Every line of the material that follows must be printed again exactly.

- [Raw data]
------------
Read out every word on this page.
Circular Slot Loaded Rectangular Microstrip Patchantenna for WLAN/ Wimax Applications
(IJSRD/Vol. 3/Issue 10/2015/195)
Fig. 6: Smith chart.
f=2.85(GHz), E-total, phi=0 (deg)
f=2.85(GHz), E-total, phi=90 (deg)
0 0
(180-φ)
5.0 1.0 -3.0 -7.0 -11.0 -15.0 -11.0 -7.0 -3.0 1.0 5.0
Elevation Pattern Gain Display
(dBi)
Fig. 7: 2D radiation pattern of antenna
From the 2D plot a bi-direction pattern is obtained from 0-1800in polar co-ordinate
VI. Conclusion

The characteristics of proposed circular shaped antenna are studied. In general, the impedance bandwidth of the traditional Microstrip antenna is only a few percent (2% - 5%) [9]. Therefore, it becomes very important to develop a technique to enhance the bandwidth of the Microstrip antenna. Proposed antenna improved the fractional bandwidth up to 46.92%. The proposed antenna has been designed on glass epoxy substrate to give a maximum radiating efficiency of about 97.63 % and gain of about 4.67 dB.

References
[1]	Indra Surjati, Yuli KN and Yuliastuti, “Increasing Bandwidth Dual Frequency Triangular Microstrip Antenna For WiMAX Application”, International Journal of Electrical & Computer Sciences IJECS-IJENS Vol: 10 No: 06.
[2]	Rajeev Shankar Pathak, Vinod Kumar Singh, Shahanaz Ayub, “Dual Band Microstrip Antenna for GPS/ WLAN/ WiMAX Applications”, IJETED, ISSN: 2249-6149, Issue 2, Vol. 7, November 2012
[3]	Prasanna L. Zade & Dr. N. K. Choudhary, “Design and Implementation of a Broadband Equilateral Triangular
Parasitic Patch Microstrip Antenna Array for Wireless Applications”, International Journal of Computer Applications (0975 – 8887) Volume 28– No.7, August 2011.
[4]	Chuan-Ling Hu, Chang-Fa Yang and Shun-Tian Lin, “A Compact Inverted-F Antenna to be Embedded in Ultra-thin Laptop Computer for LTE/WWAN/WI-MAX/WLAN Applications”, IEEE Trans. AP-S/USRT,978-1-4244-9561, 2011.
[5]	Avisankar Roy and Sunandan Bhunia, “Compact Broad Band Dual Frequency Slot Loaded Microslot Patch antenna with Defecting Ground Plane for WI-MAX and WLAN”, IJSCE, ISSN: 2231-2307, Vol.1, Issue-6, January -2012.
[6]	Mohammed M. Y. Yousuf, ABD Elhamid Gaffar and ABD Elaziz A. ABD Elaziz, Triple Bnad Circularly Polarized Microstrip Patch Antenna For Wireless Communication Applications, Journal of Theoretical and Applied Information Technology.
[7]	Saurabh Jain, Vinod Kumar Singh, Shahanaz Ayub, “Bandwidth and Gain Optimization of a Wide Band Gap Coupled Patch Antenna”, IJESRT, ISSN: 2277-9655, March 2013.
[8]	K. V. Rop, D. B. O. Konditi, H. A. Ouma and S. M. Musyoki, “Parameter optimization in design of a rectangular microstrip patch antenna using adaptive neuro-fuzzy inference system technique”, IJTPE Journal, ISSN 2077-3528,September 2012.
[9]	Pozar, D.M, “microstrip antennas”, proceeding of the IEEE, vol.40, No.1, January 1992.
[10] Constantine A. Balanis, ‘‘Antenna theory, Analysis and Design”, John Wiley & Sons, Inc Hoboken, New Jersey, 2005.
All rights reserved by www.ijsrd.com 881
------------
- [Task response]
Read out every word on this page.
Circular Slot Loaded Rectangular Microstrip Patchantenna for WLAN/ Wimax Applications
(IJSRD/Vol. 3/Issue 10/2015/195)
Fig. 6: Smith chart.
f=2.85(GHz), E-total, phi=0 (deg)
f=2.85(GHz), E-total, phi=90 (deg)
0 0
(180-φ)
5.0 1.0 -3.0 -7.0 -11.0 -15.0 -11.0 -7.0 -3.0 1.0 5.0
Elevation Pattern Gain Display
(dBi)
Fig. 7: 2D radiation pattern of antenna
From the 2D plot a bi-direction pattern is obtained from 0-1800in polar co-ordinate
VI. Conclusion

The characteristics of proposed circular shaped antenna are studied. In general, the impedance bandwidth of the traditional Microstrip antenna is only a few percent (2% - 5%) [9]. Therefore, it becomes very important to develop a technique to enhance the bandwidth of the Microstrip antenna. Proposed antenna improved the fractional bandwidth up to 46.92%. The proposed antenna has been designed on glass epoxy substrate to give a maximum radiating efficiency of about 97.63 % and gain of about 4.67 dB.

References
[1]	Indra Surjati, Yuli KN and Yuliastuti, “Increasing Bandwidth Dual Frequency Triangular Microstrip Antenna For WiMAX Application”, International Journal of Electrical & Computer Sciences IJECS-IJENS Vol: 10 No: 06.
[2]	Rajeev Shankar Pathak, Vinod Kumar Singh, Shahanaz Ayub, “Dual Band Microstrip Antenna for GPS/ WLAN/ WiMAX Applications”, IJETED, ISSN: 2249-6149, Issue 2, Vol. 7, November 2012
[3]	Prasanna L. Zade & Dr. N. K. Choudhary, “Design and Implementation of a Broadband Equilateral Triangular
Parasitic Patch Microstrip Antenna Array for Wireless Applications”, International Journal of Computer Applications (0975 – 8887) Volume 28– No.7, August 2011.
[4]	Chuan-Ling Hu, Chang-Fa Yang and Shun-Tian Lin, “A Compact Inverted-F Antenna to be Embedded in Ultra-thin Laptop Computer for LTE/WWAN/WI-MAX/WLAN Applications”, IEEE Trans. AP-S/USRT,978-1-4244-9561, 2011.
[5]	Avisankar Roy and Sunandan Bhunia, “Compact Broad Band Dual Frequency Slot Loaded Microslot Patch antenna with Defecting Ground Plane for WI-MAX and WLAN”, IJSCE, ISSN: 2231-2307, Vol.1, Issue-6, January -2012.
[6]	Mohammed M. Y. Yousuf, ABD Elhamid Gaffar and ABD Elaziz A. ABD Elaziz, Triple Bnad Circularly Polarized Microstrip Patch Antenna For Wireless Communication Applications, Journal of Theoretical and Applied Information Technology.
[7]	Saurabh Jain, Vinod Kumar Singh, Shahanaz Ayub, “Bandwidth and Gain Optimization of a Wide Band Gap Coupled Patch Antenna”, IJESRT, ISSN: 2277-9655, March 2013.
[8]	K. V. Rop, D. B. O. Konditi, H. A. Ouma and S. M. Musyoki, “Parameter optimization in design of a rectangular microstrip patch antenna using adaptive neuro-fuzzy inference system technique”, IJTPE Journal, ISSN 2077-3528,September 2012.
[9]	Pozar, D.M, “microstrip antennas”, proceeding of the IEEE, vol.40, No.1, January 1992.
[10] Constantine A. Balanis, ‘‘Antenna theory, Analysis and Design”, John Wiley & Sons, Inc Hoboken, New Jersey, 2005.
All rights reserved by www.ijsrd.com 881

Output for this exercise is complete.